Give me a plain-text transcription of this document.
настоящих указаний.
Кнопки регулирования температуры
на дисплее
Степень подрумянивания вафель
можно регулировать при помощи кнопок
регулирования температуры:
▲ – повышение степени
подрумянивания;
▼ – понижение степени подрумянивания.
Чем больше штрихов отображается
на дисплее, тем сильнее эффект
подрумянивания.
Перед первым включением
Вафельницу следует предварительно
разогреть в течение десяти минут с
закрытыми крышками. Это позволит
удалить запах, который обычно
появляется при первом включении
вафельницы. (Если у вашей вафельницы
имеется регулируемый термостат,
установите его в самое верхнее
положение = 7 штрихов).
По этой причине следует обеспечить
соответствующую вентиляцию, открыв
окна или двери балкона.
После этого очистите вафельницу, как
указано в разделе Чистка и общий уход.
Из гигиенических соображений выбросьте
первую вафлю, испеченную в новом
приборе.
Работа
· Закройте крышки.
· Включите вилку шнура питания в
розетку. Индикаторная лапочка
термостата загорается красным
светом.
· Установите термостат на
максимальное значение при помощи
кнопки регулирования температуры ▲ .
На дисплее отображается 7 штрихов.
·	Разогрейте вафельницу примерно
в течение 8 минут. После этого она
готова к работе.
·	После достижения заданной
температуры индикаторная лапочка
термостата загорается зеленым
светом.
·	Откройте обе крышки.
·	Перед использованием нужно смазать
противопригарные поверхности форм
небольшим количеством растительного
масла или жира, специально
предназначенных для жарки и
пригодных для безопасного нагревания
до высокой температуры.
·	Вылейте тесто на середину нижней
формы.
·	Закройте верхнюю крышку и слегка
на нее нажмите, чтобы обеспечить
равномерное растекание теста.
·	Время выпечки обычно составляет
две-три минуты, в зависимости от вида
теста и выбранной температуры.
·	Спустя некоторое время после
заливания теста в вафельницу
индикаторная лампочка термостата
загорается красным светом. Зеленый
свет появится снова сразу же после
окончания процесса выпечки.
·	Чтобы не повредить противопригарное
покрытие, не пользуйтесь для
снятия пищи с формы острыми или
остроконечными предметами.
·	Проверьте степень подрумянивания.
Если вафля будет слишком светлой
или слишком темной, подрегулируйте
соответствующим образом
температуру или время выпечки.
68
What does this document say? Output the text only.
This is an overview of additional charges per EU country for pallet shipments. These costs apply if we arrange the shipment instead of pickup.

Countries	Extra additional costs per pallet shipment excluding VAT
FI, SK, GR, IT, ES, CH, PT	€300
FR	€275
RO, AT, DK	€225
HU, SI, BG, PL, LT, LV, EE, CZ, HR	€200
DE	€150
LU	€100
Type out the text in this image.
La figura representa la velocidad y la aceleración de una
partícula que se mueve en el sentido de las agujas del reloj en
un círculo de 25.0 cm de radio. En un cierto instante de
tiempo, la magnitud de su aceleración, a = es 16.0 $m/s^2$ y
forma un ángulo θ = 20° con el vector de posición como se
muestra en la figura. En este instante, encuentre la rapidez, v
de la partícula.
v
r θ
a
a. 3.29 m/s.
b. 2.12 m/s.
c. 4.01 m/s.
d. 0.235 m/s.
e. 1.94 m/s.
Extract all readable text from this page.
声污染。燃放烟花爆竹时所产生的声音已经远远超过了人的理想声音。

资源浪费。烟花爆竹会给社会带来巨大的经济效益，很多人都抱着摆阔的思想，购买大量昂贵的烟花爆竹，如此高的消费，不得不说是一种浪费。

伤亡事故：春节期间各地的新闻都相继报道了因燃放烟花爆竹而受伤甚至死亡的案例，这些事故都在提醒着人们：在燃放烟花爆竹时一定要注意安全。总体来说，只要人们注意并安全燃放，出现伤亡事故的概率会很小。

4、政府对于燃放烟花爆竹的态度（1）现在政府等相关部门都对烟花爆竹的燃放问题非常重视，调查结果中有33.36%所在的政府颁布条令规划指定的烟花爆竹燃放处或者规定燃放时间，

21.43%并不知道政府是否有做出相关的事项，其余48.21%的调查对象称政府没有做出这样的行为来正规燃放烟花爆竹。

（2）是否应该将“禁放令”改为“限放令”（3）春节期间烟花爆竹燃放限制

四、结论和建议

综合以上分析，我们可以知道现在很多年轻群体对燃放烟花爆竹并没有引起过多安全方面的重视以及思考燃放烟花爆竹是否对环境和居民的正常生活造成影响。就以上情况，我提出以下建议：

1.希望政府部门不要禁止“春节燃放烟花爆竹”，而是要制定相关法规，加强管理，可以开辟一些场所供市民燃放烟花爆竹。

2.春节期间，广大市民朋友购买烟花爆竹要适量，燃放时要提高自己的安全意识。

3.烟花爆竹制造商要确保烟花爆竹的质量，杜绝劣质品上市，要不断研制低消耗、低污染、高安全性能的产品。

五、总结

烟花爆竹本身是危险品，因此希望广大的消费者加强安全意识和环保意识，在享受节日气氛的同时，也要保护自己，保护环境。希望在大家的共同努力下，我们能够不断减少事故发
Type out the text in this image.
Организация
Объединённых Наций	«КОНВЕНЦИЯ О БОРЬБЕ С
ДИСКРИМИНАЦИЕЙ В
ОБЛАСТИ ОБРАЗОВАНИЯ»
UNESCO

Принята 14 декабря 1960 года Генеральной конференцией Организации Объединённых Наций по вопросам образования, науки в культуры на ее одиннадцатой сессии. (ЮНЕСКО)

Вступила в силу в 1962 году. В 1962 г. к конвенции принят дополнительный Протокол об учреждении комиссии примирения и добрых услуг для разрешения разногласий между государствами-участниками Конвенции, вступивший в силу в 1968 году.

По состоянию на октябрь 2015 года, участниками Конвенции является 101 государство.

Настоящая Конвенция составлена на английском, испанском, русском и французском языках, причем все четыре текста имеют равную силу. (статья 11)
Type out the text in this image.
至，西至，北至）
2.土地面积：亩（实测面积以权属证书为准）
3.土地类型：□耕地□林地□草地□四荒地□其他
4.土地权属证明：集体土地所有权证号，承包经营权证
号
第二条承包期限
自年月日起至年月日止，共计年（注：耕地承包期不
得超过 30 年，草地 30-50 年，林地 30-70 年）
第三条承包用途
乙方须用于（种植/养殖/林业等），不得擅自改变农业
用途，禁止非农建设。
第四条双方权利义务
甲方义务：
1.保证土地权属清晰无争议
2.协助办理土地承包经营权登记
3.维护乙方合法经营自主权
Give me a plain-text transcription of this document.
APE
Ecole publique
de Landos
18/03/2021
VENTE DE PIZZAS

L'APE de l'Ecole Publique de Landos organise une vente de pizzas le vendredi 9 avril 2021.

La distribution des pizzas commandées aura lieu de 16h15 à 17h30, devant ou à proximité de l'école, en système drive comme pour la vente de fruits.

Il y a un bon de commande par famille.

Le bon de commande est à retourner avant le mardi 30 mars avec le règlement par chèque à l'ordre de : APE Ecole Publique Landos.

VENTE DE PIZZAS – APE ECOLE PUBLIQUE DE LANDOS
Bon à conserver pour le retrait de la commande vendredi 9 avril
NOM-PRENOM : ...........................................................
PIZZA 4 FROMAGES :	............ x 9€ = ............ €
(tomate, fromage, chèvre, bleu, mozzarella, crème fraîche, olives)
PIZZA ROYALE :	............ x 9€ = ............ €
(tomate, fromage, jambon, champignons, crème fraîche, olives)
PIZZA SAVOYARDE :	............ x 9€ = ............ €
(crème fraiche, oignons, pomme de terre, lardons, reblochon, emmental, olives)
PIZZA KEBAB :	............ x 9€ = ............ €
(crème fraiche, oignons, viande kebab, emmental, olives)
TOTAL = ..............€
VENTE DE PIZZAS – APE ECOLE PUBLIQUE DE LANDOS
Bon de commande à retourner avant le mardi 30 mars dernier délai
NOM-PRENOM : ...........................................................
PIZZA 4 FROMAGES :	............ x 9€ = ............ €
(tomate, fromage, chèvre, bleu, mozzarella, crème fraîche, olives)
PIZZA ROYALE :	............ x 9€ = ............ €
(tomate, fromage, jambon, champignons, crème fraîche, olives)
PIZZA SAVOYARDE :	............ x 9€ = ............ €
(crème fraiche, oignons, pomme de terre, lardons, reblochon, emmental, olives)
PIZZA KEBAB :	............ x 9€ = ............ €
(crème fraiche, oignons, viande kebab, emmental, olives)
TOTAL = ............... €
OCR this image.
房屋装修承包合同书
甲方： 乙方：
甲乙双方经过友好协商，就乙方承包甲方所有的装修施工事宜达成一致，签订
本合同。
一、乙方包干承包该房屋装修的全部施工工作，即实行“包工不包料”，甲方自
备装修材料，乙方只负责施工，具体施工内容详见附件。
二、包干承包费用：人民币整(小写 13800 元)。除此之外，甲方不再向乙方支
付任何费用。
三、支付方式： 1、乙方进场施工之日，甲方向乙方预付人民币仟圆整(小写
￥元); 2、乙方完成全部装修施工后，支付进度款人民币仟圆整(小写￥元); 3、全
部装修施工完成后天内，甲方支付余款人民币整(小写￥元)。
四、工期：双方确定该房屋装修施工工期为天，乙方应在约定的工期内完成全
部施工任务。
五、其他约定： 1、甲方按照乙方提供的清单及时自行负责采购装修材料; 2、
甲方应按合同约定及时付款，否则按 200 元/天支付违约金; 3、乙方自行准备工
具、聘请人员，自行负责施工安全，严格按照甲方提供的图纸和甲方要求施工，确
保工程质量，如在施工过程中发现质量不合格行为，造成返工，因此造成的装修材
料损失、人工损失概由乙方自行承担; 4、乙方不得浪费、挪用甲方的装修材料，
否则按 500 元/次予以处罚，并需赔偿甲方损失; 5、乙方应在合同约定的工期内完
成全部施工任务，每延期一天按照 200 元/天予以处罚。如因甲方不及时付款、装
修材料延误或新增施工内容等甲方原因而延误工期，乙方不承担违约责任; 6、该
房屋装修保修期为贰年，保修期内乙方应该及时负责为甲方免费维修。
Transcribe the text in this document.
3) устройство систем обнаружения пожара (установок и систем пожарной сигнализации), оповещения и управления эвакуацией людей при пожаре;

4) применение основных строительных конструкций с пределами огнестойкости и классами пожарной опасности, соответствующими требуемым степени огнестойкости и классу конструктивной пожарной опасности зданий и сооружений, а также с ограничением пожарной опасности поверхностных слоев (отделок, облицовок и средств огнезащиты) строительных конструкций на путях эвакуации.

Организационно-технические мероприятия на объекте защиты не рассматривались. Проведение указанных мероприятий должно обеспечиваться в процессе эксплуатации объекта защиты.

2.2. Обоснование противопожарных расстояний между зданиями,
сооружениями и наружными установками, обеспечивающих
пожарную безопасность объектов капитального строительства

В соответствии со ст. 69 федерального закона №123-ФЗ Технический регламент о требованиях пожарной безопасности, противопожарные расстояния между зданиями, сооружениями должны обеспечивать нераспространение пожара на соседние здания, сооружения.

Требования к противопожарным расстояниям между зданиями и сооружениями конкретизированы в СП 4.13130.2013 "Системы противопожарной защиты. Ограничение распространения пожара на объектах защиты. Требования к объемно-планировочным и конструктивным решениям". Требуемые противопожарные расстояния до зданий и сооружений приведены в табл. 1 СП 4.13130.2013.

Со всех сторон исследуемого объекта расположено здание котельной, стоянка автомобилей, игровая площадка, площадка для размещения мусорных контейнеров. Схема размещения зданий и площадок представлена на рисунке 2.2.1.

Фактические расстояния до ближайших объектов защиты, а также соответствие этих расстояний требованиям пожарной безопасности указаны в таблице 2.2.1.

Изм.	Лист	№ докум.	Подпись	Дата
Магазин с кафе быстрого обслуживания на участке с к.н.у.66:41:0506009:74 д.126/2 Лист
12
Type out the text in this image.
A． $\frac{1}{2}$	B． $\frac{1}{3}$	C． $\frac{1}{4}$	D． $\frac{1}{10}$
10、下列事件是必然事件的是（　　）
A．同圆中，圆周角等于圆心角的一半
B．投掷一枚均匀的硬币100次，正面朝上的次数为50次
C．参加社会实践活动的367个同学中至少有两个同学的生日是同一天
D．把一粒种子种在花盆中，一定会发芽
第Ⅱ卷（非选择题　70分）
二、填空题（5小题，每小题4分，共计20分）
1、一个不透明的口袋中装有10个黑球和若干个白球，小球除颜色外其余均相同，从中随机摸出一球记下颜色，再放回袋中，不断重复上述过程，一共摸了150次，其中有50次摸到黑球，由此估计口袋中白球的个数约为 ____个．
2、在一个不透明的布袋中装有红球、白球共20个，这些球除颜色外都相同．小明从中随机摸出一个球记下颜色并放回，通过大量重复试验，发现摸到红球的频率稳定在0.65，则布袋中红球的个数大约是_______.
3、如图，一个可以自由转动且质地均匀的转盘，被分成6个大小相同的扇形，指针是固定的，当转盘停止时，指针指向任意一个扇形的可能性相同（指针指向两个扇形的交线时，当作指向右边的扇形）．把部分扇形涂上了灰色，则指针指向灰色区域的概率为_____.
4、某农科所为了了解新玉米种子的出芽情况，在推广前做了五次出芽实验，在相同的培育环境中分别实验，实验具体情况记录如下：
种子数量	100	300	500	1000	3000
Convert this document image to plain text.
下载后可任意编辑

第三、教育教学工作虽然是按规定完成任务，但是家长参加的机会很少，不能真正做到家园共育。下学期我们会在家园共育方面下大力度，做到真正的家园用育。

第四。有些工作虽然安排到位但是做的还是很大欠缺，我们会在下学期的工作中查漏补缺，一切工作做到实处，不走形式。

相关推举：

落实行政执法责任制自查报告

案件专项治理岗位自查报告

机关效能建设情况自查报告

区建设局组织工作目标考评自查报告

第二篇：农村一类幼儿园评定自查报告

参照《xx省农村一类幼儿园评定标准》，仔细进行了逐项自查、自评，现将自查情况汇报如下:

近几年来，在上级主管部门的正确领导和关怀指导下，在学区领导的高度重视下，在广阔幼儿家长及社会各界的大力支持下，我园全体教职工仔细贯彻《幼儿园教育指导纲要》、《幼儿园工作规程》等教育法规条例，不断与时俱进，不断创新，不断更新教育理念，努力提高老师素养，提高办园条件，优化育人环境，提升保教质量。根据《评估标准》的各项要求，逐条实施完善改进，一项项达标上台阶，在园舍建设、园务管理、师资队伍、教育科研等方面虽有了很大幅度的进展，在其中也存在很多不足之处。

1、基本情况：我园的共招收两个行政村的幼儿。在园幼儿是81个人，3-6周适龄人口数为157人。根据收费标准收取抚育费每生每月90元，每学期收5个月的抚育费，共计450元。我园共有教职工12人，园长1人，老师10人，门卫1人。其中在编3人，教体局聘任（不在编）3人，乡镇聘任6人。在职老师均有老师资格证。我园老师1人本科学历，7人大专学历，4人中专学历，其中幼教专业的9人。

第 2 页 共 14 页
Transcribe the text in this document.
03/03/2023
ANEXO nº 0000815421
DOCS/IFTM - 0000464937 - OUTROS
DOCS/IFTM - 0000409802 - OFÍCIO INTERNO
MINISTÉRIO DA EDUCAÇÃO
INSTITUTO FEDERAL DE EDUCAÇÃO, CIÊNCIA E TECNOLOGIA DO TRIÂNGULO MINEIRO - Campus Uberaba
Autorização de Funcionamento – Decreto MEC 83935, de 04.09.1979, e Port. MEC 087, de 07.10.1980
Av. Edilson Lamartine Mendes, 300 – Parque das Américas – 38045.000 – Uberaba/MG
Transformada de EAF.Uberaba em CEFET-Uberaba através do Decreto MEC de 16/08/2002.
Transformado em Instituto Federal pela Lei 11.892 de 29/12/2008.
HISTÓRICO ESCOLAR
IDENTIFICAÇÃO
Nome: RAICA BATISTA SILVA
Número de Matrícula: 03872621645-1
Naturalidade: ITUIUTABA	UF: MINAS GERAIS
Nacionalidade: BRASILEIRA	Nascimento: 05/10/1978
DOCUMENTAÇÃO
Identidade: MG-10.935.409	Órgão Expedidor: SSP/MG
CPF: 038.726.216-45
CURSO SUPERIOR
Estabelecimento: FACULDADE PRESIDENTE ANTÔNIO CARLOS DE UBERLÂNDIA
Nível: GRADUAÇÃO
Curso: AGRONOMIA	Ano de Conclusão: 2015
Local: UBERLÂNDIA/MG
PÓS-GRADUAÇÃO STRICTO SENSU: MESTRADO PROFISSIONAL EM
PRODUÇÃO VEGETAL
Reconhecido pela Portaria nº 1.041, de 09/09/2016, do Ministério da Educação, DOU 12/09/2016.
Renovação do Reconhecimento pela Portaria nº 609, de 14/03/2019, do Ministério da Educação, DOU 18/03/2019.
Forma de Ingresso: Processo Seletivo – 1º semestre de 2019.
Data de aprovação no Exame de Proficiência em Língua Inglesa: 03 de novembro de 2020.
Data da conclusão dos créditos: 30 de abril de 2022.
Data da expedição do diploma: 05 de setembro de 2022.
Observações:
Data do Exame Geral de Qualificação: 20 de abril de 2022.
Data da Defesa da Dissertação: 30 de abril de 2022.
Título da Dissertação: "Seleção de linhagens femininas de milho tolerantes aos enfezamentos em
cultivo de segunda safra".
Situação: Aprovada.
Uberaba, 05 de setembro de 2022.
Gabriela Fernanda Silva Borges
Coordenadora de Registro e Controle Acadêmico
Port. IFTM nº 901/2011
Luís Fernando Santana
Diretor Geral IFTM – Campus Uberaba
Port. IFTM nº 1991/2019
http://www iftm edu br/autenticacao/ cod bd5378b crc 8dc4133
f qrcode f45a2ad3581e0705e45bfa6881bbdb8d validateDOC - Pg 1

Problem statement ->
In the material above, how many lines hold the word "слишком"? Say only the number.

Answer to this exercise ->
2